To do –
Scan the records below. List lines holding "person".

Data for this exercise –
*-*-*
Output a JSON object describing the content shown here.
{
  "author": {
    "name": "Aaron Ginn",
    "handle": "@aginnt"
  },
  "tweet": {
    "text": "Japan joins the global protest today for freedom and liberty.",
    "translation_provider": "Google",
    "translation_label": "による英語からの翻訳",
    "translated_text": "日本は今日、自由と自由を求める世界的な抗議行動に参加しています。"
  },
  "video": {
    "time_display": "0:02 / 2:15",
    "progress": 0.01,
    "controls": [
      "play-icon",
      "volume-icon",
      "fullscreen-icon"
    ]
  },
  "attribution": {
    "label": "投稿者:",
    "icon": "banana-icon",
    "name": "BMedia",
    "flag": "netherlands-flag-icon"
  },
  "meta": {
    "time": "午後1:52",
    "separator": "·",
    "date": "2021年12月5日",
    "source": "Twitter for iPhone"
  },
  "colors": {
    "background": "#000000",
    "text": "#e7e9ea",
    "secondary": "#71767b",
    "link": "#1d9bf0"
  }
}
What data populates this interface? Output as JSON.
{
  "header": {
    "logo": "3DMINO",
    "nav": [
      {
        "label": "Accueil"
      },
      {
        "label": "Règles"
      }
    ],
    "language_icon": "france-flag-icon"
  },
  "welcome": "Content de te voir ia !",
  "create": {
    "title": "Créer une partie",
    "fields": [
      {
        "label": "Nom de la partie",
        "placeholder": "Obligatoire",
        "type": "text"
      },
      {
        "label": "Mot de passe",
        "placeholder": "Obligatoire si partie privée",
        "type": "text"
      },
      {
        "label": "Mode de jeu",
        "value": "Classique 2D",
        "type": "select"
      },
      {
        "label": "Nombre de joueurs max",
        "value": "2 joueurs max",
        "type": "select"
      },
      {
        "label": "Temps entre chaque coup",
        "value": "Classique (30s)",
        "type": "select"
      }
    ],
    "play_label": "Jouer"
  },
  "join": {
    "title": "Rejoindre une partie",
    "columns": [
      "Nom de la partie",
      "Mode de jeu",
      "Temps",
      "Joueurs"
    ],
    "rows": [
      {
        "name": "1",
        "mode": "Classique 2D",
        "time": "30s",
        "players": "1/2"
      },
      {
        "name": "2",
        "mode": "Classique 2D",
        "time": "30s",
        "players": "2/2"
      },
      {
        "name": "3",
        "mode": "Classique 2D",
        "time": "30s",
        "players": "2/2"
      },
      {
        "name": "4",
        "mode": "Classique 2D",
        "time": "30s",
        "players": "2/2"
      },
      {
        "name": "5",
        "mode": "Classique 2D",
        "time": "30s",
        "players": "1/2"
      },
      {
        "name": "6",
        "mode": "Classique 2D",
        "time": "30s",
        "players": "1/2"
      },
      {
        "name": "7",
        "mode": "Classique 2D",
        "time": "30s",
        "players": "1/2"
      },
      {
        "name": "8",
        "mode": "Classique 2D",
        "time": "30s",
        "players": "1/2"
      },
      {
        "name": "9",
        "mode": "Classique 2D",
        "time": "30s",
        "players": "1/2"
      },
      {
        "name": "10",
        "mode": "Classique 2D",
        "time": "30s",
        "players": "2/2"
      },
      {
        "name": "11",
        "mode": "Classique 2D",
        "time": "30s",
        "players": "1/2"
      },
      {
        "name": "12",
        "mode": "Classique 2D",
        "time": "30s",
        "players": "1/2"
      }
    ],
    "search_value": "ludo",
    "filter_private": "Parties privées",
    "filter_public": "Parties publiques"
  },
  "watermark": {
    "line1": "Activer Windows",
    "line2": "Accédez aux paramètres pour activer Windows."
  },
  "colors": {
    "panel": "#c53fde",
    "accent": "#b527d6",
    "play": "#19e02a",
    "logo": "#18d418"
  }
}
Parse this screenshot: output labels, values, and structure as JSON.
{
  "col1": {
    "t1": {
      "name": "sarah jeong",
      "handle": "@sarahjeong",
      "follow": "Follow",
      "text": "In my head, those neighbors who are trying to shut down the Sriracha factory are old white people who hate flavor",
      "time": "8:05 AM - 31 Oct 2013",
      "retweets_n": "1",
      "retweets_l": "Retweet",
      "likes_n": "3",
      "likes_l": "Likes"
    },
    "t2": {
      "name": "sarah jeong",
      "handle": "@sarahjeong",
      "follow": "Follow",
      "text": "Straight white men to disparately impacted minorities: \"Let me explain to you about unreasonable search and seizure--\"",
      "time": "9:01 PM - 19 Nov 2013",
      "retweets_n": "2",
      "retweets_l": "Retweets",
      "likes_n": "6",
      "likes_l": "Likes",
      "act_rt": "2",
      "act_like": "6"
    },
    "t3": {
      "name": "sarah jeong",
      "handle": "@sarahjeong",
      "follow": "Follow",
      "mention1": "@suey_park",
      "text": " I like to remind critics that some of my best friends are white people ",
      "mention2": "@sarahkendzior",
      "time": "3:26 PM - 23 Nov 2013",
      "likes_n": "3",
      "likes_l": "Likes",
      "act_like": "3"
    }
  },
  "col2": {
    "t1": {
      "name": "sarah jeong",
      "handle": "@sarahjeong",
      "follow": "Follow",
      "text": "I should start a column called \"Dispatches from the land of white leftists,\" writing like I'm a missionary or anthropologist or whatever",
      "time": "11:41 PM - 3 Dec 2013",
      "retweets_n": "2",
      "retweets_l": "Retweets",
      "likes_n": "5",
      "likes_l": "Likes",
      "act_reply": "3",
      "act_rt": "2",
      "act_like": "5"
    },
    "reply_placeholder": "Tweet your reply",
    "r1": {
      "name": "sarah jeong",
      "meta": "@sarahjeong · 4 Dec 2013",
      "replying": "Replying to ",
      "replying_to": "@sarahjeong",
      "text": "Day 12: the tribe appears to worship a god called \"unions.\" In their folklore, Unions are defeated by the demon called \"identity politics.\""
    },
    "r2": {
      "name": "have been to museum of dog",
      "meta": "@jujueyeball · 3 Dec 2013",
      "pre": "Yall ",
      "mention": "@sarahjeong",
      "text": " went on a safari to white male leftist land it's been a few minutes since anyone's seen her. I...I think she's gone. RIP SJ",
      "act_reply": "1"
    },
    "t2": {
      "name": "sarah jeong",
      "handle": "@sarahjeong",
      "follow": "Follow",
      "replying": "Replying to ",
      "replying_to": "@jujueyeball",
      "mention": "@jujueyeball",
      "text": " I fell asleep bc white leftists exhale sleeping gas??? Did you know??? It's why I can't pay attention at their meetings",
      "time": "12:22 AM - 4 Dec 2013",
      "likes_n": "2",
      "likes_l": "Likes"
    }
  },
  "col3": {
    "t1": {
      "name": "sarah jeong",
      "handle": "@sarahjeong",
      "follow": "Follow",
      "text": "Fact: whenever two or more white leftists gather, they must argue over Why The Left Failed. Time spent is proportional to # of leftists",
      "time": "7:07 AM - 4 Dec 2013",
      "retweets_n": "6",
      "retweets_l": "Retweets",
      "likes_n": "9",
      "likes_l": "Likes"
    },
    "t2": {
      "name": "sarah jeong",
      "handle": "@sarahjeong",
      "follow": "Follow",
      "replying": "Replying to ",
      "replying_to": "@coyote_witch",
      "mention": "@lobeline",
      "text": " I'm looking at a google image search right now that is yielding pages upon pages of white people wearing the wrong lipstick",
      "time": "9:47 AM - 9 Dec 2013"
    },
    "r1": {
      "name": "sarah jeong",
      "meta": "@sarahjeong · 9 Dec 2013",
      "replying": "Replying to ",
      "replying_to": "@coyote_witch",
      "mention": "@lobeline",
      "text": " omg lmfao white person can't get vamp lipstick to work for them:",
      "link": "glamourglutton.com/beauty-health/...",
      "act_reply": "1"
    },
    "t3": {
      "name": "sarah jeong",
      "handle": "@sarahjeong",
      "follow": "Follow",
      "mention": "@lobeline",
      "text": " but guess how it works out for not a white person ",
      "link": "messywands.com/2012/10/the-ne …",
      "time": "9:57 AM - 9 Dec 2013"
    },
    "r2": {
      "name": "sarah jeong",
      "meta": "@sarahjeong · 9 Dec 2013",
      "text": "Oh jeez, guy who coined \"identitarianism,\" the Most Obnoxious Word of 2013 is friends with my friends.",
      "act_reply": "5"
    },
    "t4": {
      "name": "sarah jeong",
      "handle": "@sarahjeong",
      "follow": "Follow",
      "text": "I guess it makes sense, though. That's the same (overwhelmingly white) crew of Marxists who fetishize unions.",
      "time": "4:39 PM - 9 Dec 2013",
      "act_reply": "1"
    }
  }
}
*-*-*
Answer for the task –
      "text": " omg lmfao white person can't get vamp lipstick to work for them:",
      "text": " but guess how it works out for not a white person ",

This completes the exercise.